### GIVEN PROBLEM
Can you continue the snow blower forum thread below, starting right after its final sentence?

I'm back to just a single two-stage blower. I do have an electric single-stage for clearing the deck. In a pinch, I could use that for most of the driveway (not the stuff from the plows), if I had to. Not as good, but still better than shoveling. 

But my driveway is much smaller than yours. The electric is viable as a backup, if it came to that. 

I'd say maybe keep the Deluxe 27, or sell it and buy a cheaper 2-stage to keep as a backup instead.


----------



## warreng24 (Mar 8, 2015)

I would definitely keep a back-up blower.

At the moment I have a small driveway (just 1 car wide and long). I have a more than a few single stages. I like fixing them up and re-selling them.

For my own use, I have my trusty Powerlite that I keep as a back up. And, I have a newer 418 as a primary.

I am in the process of resurrecting a 521. I'll probably end up keeping the 521 (for when we eventually move to a larger house) and keep the Powerlite as a backup. Although as I type this, I will probably end up using the Powerlite 99.9% of the time.

Lines of data:

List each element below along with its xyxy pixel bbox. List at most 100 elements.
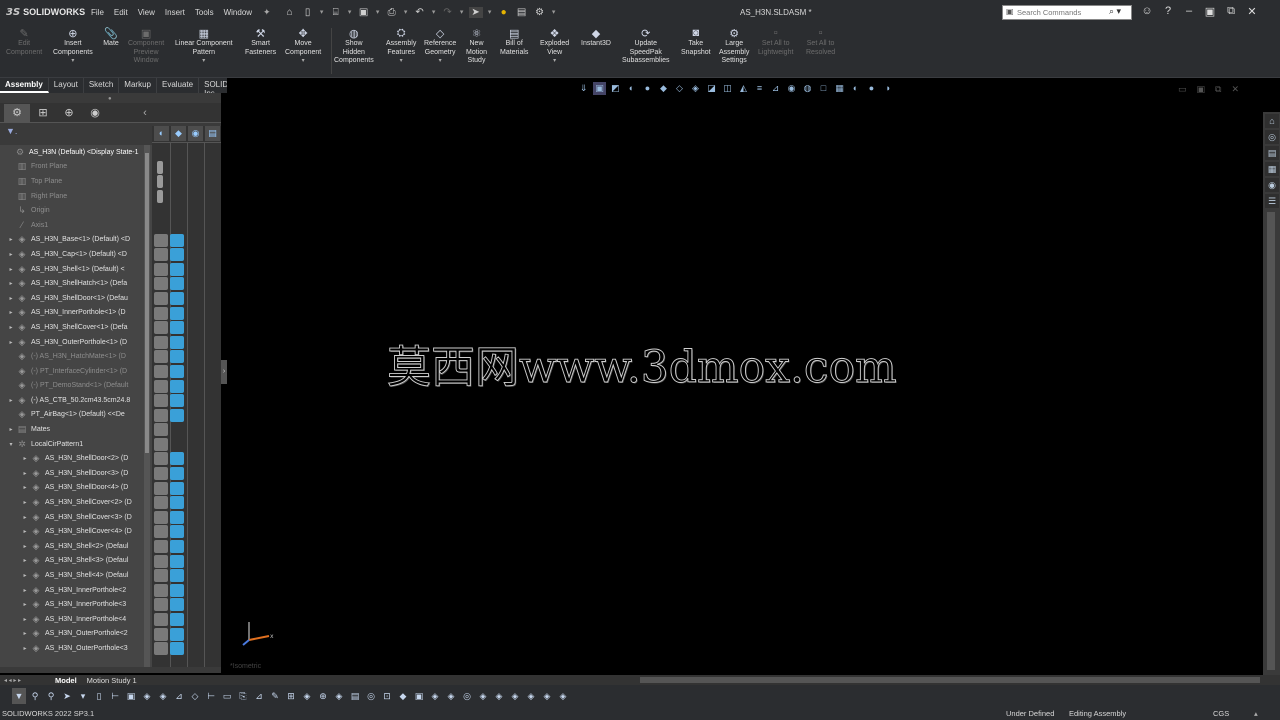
ambient-occlusion-icon[interactable]: ● <box>865 82 878 95</box>
visibility-toggle-icon[interactable] <box>154 262 168 276</box>
tree-item[interactable]: ▸ ◈ AS_H3N_Shell<3> (Defaul <box>0 554 152 569</box>
vp-maximize-icon[interactable]: ⧉ <box>1215 84 1221 95</box>
visibility-toggle-icon[interactable] <box>154 277 168 291</box>
expand-arrow-icon[interactable]: ▸ <box>6 295 16 302</box>
new-motion-study-button[interactable]: ⚛ New Motion Study <box>466 26 487 66</box>
visibility-toggle-icon[interactable] <box>154 525 168 539</box>
shaded-edges-icon[interactable]: ◆ <box>657 82 670 95</box>
unit-system-button[interactable]: CGS <box>1213 709 1229 718</box>
selection-filter-icon[interactable]: ◈ <box>556 688 570 704</box>
expand-arrow-icon[interactable]: ▸ <box>20 601 30 608</box>
appearance-cube-icon[interactable] <box>170 277 184 291</box>
expand-arrow-icon[interactable]: ▸ <box>6 339 16 346</box>
tree-item[interactable]: ▥ Top Plane <box>0 174 152 189</box>
expand-arrow-icon[interactable]: ▸ <box>6 236 16 243</box>
instant3d-button[interactable]: ◆ Instant3D <box>581 26 611 49</box>
tree-item[interactable]: ▸ ◈ AS_H3N_Base<1> (Default) <D <box>0 233 152 248</box>
selection-filter-icon[interactable]: ◈ <box>444 688 458 704</box>
tab-assembly[interactable]: Assembly <box>0 78 49 93</box>
selection-filter-icon[interactable]: ◎ <box>364 688 378 704</box>
linear-component-pattern-button[interactable]: ▦ Linear Component Pattern ▾ <box>175 26 233 65</box>
open-dropdown-icon[interactable]: ▾ <box>347 8 353 16</box>
status-dropdown-icon[interactable]: ▴ <box>1254 709 1258 718</box>
tree-item[interactable]: ▸ ◈ (-) AS_CTB_50.2cm43.5cm24.8 <box>0 393 152 408</box>
smart-fasteners-button[interactable]: ⚒ Smart Fasteners <box>245 26 276 57</box>
tangent-edges-icon[interactable]: ◪ <box>705 82 718 95</box>
selection-filter-icon[interactable]: ▤ <box>348 688 362 704</box>
tree-item[interactable]: ▥ Front Plane <box>0 160 152 175</box>
selection-filter-icon[interactable]: ⚲ <box>44 688 58 704</box>
visibility-toggle-icon[interactable] <box>154 554 168 568</box>
display-style-icon[interactable]: ◐ <box>625 82 638 95</box>
tree-item[interactable]: ▸ ◈ AS_H3N_InnerPorthole<1> (D <box>0 306 152 321</box>
selection-filter-icon[interactable]: ◈ <box>156 688 170 704</box>
horizontal-scrollbar[interactable] <box>640 677 1260 683</box>
vp-close-icon[interactable]: ✕ <box>1231 84 1239 95</box>
appearance-cube-icon[interactable] <box>170 481 184 495</box>
help-icon[interactable]: ? <box>1161 5 1175 18</box>
plane-visibility-icon[interactable] <box>157 175 163 189</box>
expand-arrow-icon[interactable]: ▸ <box>20 499 30 506</box>
mate-button[interactable]: 📎 Mate <box>103 26 119 49</box>
view-orientation-icon[interactable]: ▣ <box>593 82 606 95</box>
tree-item[interactable]: ▸ ◈ AS_H3N_ShellHatch<1> (Defa <box>0 276 152 291</box>
selection-filter-icon[interactable]: ⊢ <box>204 688 218 704</box>
zebra-icon[interactable]: ≡ <box>753 82 766 95</box>
appearance-cube-icon[interactable] <box>170 583 184 597</box>
bill-of-materials-button[interactable]: ▤ Bill of Materials <box>500 26 528 57</box>
save-dropdown-icon[interactable]: ▾ <box>375 8 381 16</box>
assembly-features-button[interactable]: ⛭ Assembly Features ▾ <box>386 26 416 65</box>
visibility-toggle-icon[interactable] <box>154 452 168 466</box>
selection-filter-icon[interactable]: ⊿ <box>172 688 186 704</box>
shaded-icon[interactable]: ● <box>641 82 654 95</box>
visibility-toggle-icon[interactable] <box>154 642 168 656</box>
appearance-cube-icon[interactable] <box>170 467 184 481</box>
expand-arrow-icon[interactable]: ▸ <box>6 251 16 258</box>
selection-filter-icon[interactable]: ✎ <box>268 688 282 704</box>
color-column-icon[interactable]: ◉ <box>188 126 203 141</box>
selection-filter-icon[interactable]: ◈ <box>540 688 554 704</box>
realview-icon[interactable]: ◐ <box>849 82 862 95</box>
visibility-toggle-icon[interactable] <box>154 379 168 393</box>
visibility-toggle-icon[interactable] <box>154 613 168 626</box>
expand-arrow-icon[interactable]: ▸ <box>20 557 30 564</box>
visibility-toggle-icon[interactable] <box>154 394 168 408</box>
selection-filter-icon[interactable]: ⎘ <box>236 688 250 704</box>
traffic-light-icon[interactable]: ● <box>497 7 511 18</box>
tree-item[interactable]: ▸ ◈ AS_H3N_ShellDoor<2> (D <box>0 451 152 466</box>
exploded-view-button[interactable]: ❖ Exploded View ▾ <box>540 26 569 65</box>
visibility-toggle-icon[interactable] <box>154 467 168 481</box>
appearance-column-icon[interactable]: ◆ <box>171 126 186 141</box>
tab-model[interactable]: Model <box>50 676 82 685</box>
undo-dropdown-icon[interactable]: ▾ <box>431 8 437 16</box>
tree-item[interactable]: ▸ ◈ AS_H3N_Shell<2> (Defaul <box>0 539 152 554</box>
filter-toggle-icon[interactable]: ▼ <box>12 688 26 704</box>
section-view-icon[interactable]: ◩ <box>609 82 622 95</box>
selection-filter-icon[interactable]: ◆ <box>396 688 410 704</box>
hide-show-items-icon[interactable]: ◉ <box>785 82 798 95</box>
collapse-panel-icon[interactable]: ‹ <box>132 104 158 122</box>
open-icon[interactable]: ⌸ <box>329 7 343 18</box>
selection-filter-icon[interactable]: ▯ <box>92 688 106 704</box>
selection-filter-icon[interactable]: ◈ <box>332 688 346 704</box>
hidden-lines-icon[interactable]: ◇ <box>673 82 686 95</box>
pin-icon[interactable]: ✦ <box>257 7 277 18</box>
zoom-to-fit-icon[interactable]: ⇓ <box>577 82 590 95</box>
tree-item[interactable]: ▸ ◈ AS_H3N_OuterPorthole<1> (D <box>0 335 152 350</box>
feature-manager-icon[interactable]: ⚙ <box>4 103 30 122</box>
selection-filter-icon[interactable]: ⚲ <box>28 688 42 704</box>
selection-filter-icon[interactable]: ⊿ <box>252 688 266 704</box>
visibility-toggle-icon[interactable] <box>154 350 168 364</box>
custom-properties-icon[interactable]: ☰ <box>1265 194 1279 208</box>
visibility-toggle-icon[interactable] <box>154 423 168 437</box>
tree-item[interactable]: ▸ ◈ AS_H3N_ShellCover<2> (D <box>0 495 152 510</box>
tree-item[interactable]: ◈ (-) AS_H3N_HatchMate<1> (D <box>0 349 152 364</box>
selection-filter-icon[interactable]: ◈ <box>524 688 538 704</box>
vp-minimize-icon[interactable]: ▭ <box>1178 84 1187 95</box>
visibility-toggle-icon[interactable] <box>154 408 168 422</box>
appearance-cube-icon[interactable] <box>170 496 184 510</box>
expand-arrow-icon[interactable]: ▸ <box>6 426 16 433</box>
display-manager-icon[interactable]: ◉ <box>82 104 108 122</box>
visibility-toggle-icon[interactable] <box>154 306 168 320</box>
draft-quality-icon[interactable]: ◫ <box>721 82 734 95</box>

### ANSWER TO THE TASK
----------



## Marty013 (Mar 14, 2014)

i say get a larger machine once it proves reliable.. the idea of selling it and downsizing the secondary blower is good too.. but your size drive.. gees 26 is prety much the narrowest id wanna go.. not like one inch of storage room really is going to make a difference right? so maybe just keeping it.. i mean.. you KNOW its proven.. heck you ould even just bust it out for light snows to keep the wear on the larger machine down some 

and of the 2 choices u listed.. get the wider machine! spend that kinda coin and only get an inch wider cut?? both should have sufficient power.. so get the 3inches wider machine.. id even steer you towards a 32 but since you rule it out (and i agree larger becomes a handfull, myself im considering going down to a 30in machine for that very reason) then you get noticeable width AND much better power... all at roughly the same pricepoint


----------



## lee h (Jan 18, 2015)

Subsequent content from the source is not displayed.